# MATERIAL
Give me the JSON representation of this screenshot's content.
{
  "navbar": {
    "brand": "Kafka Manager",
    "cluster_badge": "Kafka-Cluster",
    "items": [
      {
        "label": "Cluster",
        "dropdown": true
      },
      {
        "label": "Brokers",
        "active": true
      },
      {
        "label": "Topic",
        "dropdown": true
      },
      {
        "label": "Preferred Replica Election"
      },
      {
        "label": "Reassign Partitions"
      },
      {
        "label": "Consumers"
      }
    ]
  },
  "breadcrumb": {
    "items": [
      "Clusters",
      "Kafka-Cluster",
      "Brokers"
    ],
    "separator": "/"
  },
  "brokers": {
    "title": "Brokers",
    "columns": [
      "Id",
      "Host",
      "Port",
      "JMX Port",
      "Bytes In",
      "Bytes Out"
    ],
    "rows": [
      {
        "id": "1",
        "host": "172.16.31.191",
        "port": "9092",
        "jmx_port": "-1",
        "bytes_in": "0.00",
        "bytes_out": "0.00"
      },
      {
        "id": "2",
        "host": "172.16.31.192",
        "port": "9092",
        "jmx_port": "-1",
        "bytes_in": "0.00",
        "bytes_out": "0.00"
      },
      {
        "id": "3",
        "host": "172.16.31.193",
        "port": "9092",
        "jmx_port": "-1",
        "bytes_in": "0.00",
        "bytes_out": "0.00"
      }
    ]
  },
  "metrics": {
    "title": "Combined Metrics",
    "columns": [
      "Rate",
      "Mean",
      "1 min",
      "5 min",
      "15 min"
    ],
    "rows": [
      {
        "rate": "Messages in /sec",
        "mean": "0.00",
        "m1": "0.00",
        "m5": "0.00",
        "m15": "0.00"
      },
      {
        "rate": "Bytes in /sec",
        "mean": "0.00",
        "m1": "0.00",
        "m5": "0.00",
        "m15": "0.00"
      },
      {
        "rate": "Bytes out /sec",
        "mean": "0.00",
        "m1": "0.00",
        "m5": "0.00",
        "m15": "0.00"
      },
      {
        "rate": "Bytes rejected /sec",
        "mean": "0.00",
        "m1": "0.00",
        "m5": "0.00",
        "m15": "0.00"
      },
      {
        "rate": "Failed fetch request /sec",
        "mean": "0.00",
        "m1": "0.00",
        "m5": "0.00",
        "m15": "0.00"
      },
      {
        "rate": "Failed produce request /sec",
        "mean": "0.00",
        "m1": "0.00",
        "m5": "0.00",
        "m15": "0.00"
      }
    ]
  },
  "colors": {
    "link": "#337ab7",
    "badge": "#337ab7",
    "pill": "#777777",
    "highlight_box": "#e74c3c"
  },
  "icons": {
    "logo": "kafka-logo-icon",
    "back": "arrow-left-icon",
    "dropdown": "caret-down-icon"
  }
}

# EXERCISE DIRECTIONS
Lines of the material that contain the word "request" are to be gathered.

# ANSWER TO THIS TASK
        "rate": "Failed fetch request /sec",
        "rate": "Failed produce request /sec",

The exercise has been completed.